▶ [PROBLEM TO SOLVE] Identify every line in the records below that contains the word "marker", and copy each of those lines.

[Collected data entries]
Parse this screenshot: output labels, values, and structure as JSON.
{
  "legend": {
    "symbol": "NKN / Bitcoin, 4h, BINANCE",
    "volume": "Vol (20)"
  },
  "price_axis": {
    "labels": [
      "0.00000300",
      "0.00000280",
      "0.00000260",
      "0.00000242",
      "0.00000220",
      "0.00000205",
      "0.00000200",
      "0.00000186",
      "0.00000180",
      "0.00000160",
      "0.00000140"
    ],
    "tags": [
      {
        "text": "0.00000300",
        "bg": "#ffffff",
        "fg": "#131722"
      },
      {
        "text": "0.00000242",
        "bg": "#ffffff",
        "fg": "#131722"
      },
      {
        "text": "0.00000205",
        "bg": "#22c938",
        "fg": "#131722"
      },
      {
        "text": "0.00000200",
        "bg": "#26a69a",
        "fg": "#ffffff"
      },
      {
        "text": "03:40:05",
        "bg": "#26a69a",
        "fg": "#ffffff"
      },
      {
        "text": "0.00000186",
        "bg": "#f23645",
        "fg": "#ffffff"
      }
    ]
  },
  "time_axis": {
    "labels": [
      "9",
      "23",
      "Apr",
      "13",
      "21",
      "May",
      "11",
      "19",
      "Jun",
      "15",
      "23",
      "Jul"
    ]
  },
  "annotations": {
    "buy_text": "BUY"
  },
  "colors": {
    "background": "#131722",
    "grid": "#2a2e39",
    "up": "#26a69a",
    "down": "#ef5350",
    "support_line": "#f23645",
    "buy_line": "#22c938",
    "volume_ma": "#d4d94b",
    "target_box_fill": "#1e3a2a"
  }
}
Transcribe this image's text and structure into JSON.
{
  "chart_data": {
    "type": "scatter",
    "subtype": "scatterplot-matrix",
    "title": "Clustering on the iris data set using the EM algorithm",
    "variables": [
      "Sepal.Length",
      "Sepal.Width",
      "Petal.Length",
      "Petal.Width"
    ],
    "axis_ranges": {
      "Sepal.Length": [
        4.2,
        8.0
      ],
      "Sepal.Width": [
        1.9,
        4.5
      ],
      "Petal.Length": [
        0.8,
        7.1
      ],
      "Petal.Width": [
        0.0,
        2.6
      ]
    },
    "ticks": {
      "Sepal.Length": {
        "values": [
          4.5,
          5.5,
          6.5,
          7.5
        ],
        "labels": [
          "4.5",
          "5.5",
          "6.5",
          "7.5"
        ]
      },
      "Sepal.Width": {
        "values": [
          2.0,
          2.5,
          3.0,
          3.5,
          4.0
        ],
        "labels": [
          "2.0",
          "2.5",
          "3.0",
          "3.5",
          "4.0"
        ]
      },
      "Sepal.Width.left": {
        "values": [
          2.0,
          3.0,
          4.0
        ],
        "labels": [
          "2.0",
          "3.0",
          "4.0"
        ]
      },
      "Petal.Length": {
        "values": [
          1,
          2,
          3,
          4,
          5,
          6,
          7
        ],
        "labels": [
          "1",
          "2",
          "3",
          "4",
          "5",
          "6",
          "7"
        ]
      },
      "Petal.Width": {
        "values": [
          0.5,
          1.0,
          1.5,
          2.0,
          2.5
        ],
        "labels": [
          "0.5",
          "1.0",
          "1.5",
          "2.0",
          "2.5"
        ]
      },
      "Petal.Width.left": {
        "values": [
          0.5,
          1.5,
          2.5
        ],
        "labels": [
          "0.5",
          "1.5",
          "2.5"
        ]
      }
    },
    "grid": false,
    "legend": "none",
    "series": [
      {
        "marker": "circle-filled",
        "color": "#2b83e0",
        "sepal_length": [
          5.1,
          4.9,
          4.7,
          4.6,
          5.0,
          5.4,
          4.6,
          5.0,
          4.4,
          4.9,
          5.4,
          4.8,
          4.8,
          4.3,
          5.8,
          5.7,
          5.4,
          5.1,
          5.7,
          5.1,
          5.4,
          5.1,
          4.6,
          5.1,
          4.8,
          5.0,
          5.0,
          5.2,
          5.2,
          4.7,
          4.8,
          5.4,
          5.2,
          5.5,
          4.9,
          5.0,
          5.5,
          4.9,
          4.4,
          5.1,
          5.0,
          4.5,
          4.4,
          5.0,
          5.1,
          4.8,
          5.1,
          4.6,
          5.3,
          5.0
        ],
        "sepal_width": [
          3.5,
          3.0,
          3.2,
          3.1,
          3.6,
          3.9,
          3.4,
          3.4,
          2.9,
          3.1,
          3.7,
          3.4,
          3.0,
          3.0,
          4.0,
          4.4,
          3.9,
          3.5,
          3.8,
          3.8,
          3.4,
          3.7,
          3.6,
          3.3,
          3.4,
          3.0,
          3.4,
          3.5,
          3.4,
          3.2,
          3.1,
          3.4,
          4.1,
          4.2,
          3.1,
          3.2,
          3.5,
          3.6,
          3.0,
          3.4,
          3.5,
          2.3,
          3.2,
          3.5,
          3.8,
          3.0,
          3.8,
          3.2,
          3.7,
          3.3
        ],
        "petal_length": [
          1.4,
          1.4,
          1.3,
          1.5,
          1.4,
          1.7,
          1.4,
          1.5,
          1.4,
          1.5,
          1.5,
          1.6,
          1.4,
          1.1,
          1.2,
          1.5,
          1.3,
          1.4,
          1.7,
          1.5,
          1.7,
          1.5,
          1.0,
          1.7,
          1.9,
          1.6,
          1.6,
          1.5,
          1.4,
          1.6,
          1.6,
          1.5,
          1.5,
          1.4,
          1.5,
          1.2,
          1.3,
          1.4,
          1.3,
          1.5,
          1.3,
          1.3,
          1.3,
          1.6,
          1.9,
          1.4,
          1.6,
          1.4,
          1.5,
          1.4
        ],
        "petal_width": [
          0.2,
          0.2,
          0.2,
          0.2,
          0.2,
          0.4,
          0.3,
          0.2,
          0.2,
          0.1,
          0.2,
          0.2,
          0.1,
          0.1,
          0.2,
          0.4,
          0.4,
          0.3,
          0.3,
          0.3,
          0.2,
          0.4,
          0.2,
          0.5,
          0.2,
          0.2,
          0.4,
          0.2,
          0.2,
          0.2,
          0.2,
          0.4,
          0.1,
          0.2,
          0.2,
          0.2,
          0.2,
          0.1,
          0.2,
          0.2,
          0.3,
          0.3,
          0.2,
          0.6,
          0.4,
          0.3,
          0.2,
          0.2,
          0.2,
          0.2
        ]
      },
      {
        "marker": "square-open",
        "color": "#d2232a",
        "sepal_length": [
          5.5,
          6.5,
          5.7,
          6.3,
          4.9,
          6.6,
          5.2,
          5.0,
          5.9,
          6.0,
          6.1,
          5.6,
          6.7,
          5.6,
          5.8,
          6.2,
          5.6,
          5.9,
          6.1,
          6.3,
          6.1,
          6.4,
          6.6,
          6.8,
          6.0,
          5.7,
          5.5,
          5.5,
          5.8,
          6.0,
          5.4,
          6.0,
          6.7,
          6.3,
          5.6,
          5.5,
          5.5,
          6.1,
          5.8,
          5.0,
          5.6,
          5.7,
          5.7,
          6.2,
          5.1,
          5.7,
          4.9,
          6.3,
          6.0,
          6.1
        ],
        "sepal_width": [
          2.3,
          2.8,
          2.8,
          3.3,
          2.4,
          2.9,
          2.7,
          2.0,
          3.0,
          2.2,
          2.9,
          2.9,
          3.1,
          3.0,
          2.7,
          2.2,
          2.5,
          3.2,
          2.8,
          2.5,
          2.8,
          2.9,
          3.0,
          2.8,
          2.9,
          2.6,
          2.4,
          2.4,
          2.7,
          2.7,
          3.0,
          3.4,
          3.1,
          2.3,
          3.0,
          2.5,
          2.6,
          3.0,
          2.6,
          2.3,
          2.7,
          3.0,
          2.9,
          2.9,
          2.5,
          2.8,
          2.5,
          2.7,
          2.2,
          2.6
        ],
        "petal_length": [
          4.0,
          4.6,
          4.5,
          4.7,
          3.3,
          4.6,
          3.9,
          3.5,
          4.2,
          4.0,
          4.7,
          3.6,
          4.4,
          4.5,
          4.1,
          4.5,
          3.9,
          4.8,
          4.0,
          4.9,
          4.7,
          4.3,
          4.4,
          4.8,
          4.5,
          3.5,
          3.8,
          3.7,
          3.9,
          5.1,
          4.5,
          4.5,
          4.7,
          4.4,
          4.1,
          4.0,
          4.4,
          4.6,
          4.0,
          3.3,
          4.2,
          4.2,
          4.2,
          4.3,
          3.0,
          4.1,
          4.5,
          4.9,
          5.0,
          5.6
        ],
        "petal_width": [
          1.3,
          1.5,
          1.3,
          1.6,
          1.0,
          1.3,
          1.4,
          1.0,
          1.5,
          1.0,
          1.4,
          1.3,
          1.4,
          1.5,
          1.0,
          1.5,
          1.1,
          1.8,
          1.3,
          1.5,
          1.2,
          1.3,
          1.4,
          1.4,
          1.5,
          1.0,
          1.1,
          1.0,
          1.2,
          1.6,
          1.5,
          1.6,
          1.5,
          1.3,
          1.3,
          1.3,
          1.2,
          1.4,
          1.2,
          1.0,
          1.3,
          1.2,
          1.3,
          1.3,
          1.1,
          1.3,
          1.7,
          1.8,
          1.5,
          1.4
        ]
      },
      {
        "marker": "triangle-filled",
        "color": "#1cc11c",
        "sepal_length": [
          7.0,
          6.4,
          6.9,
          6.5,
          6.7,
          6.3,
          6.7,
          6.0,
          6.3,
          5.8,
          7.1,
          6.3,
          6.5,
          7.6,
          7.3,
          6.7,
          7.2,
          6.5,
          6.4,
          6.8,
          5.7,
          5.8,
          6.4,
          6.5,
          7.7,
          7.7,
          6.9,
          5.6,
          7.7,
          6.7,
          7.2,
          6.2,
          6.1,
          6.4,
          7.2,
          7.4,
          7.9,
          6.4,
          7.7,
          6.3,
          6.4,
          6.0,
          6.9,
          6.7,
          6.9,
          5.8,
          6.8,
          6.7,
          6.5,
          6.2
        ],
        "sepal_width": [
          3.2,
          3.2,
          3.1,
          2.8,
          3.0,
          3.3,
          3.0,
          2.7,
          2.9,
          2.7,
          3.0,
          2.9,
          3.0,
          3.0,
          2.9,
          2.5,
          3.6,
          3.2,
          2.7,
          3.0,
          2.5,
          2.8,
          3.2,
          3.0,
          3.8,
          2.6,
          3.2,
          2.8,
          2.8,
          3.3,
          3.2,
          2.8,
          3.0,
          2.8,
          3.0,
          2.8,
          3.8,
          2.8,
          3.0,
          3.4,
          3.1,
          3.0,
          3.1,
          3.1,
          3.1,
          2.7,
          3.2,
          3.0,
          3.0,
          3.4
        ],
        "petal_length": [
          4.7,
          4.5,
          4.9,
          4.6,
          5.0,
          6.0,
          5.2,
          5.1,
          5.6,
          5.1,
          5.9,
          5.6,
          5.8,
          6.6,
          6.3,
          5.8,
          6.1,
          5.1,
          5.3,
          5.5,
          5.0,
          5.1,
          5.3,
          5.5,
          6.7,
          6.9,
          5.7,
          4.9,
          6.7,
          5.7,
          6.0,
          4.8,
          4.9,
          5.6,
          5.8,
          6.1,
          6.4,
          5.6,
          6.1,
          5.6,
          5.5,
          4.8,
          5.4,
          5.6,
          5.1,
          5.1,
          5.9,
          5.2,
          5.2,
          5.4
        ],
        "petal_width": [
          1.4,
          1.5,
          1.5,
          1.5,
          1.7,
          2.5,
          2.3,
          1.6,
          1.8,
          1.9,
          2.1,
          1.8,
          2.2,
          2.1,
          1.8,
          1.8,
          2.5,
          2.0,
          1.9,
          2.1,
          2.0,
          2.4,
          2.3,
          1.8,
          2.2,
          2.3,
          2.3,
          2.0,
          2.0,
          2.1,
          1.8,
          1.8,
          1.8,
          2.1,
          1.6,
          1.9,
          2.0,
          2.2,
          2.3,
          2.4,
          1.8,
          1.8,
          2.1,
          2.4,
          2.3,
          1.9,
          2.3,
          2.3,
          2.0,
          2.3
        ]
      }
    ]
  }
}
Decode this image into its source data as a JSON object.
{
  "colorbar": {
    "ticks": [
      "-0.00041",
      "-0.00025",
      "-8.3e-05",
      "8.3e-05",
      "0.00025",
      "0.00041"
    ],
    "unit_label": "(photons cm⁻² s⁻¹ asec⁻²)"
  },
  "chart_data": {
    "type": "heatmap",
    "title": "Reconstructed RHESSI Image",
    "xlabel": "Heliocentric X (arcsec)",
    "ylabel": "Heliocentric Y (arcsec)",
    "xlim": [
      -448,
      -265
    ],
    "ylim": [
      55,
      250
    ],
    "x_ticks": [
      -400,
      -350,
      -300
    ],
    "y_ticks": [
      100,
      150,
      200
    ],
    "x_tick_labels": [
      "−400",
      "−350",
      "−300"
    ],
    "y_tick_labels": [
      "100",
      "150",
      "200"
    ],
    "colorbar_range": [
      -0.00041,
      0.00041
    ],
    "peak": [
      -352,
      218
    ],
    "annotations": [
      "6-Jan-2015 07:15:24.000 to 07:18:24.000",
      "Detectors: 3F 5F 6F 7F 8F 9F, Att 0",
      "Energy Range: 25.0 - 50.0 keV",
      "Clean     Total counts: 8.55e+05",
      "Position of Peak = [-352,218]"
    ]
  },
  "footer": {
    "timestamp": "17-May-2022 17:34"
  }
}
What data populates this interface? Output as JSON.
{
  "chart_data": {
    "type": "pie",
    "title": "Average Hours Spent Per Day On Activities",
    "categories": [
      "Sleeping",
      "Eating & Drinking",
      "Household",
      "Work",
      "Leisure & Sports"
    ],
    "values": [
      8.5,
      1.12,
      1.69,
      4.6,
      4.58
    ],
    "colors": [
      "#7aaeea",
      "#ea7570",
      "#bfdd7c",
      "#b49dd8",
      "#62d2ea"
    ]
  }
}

▶ [EXPECTED ANSWER]
        "marker": "circle-filled",
        "marker": "square-open",
        "marker": "triangle-filled",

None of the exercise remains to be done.